◆ **Problem statement**: Return unchanged every line from the start of the records through the line containing "sidebar-item-traducao[interactable]: x A", including both of those lines.
>> Begin Information supplied
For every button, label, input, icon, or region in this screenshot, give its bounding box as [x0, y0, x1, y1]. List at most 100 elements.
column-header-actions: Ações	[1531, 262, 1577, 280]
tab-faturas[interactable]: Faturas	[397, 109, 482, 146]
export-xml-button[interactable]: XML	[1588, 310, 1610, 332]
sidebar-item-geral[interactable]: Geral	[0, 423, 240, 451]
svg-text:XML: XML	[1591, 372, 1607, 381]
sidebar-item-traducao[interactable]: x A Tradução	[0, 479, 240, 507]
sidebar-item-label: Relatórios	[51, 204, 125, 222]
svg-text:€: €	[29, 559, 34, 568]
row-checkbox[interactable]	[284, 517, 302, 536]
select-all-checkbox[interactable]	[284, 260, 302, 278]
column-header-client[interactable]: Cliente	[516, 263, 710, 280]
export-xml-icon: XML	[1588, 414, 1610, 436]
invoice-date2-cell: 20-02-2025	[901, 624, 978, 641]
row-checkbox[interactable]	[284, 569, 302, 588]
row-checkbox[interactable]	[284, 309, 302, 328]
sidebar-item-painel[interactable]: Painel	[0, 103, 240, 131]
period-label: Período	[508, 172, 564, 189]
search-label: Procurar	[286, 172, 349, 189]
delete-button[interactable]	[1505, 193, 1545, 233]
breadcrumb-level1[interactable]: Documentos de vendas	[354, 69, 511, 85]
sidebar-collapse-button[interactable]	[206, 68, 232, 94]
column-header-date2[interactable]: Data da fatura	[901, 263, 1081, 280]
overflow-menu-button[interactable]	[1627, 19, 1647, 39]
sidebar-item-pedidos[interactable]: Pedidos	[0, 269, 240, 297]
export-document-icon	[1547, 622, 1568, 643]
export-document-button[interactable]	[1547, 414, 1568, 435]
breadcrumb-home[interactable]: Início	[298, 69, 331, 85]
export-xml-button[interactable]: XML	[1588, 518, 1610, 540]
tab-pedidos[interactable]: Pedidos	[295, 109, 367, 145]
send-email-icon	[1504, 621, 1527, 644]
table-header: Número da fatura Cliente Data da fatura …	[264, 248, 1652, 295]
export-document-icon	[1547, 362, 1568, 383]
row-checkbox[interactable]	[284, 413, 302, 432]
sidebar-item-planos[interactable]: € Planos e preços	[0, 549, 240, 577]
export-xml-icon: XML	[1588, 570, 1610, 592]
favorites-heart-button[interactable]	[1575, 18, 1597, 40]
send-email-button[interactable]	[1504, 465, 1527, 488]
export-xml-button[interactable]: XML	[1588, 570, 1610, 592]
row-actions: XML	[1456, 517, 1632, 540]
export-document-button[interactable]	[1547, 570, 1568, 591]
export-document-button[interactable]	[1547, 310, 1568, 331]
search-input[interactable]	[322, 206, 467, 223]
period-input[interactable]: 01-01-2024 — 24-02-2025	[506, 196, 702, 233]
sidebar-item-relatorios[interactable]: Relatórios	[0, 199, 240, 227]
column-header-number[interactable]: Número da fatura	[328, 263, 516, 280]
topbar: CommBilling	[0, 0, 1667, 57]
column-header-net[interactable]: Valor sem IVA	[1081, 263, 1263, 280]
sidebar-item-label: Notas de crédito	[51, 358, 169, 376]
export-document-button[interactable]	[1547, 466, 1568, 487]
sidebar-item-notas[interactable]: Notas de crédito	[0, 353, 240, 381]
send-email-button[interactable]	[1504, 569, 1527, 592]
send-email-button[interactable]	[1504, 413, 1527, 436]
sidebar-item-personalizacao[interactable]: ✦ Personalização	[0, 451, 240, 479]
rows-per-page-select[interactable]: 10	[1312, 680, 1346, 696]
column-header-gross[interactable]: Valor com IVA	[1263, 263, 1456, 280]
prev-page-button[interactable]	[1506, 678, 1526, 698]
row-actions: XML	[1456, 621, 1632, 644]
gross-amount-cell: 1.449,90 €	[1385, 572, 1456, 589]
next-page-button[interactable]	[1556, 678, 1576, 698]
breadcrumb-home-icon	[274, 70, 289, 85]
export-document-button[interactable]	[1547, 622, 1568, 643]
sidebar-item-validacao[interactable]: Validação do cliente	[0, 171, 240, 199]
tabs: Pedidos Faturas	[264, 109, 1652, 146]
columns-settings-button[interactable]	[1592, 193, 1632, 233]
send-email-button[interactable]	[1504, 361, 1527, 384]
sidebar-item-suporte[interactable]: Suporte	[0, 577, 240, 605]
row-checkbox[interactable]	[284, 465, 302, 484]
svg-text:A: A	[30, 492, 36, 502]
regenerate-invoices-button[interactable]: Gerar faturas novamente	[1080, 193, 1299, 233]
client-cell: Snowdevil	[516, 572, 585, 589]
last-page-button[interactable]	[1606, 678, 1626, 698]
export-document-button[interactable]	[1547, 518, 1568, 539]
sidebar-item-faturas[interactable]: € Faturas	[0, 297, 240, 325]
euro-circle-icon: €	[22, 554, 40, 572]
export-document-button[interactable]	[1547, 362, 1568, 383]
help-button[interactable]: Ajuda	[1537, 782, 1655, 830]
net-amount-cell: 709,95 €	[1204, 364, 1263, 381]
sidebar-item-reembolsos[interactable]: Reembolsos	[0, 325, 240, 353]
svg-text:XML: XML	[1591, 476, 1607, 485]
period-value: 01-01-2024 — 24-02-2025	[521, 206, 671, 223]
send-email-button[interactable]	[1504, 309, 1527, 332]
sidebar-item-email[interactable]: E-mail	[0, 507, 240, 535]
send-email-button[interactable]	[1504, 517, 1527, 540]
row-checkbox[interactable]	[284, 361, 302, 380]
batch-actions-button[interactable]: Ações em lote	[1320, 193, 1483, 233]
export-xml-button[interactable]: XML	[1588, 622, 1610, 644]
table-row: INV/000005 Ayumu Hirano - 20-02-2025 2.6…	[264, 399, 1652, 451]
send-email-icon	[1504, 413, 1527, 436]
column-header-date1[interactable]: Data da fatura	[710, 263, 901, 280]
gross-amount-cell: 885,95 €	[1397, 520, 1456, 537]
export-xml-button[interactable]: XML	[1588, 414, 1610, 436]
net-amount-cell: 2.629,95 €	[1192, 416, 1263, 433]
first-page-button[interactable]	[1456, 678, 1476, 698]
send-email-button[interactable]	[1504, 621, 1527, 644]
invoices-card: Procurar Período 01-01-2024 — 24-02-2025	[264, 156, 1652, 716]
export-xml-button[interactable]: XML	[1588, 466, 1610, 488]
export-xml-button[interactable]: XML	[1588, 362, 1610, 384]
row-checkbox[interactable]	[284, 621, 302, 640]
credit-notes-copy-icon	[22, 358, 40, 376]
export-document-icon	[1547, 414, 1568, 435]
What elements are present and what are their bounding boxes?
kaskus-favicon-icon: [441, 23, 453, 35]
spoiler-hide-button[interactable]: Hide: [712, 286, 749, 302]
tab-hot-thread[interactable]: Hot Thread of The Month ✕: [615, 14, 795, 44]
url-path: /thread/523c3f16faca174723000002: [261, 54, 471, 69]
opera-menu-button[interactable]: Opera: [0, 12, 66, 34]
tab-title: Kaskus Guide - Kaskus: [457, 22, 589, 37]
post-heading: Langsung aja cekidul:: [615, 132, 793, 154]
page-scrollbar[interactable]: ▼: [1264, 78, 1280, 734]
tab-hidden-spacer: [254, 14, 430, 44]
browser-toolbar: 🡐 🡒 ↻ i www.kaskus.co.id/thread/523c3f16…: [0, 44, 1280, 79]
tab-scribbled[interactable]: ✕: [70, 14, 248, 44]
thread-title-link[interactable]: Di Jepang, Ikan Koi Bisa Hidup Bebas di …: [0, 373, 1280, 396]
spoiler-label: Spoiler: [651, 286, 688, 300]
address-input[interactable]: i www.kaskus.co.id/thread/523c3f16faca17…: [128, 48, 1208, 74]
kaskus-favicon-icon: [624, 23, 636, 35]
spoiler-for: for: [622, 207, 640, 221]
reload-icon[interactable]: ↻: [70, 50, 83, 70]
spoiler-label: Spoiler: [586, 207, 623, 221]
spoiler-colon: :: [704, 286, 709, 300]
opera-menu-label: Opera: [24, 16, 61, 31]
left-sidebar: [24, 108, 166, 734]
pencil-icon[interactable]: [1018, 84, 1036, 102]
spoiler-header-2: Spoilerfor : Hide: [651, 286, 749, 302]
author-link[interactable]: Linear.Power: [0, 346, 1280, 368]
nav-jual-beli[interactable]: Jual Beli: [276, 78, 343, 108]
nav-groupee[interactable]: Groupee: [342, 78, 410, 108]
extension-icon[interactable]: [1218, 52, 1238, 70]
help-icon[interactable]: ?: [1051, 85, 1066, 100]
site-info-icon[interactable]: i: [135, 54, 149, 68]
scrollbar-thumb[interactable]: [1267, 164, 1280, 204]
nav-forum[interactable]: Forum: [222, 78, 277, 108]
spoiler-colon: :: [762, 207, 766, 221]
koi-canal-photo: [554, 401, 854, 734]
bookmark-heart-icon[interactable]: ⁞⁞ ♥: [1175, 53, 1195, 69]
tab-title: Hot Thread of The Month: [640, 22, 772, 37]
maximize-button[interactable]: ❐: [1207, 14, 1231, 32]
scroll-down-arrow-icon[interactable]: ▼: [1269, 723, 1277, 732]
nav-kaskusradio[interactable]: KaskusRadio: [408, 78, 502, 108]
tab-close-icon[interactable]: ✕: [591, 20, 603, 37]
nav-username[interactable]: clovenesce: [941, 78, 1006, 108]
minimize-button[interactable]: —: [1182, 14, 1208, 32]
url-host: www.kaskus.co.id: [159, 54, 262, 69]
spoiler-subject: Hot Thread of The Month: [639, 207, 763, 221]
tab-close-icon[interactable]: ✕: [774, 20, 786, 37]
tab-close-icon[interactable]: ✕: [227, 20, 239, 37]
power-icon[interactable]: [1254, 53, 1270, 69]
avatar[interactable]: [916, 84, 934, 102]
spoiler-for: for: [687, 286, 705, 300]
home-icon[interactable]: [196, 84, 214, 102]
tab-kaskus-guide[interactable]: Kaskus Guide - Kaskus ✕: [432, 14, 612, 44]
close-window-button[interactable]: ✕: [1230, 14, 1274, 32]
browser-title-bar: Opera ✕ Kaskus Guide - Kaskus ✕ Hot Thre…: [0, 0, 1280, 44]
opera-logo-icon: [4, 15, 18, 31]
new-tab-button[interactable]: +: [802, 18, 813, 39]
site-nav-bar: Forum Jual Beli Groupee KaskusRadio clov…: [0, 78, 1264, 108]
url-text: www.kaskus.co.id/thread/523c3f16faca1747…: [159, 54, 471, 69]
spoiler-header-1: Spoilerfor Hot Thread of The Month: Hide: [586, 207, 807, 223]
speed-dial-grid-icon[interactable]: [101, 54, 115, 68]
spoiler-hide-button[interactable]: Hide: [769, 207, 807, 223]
>> End Information supplied
◆ **Written response**:
For every button, label, input, icon, or region in this screenshot, give its bounding box as [x0, y0, x1, y1]. List at most 100 elements.
column-header-actions: Ações	[1531, 262, 1577, 280]
tab-faturas[interactable]: Faturas	[397, 109, 482, 146]
export-xml-button[interactable]: XML	[1588, 310, 1610, 332]
sidebar-item-geral[interactable]: Geral	[0, 423, 240, 451]
svg-text:XML: XML	[1591, 372, 1607, 381]
sidebar-item-traducao[interactable]: x A Tradução	[0, 479, 240, 507]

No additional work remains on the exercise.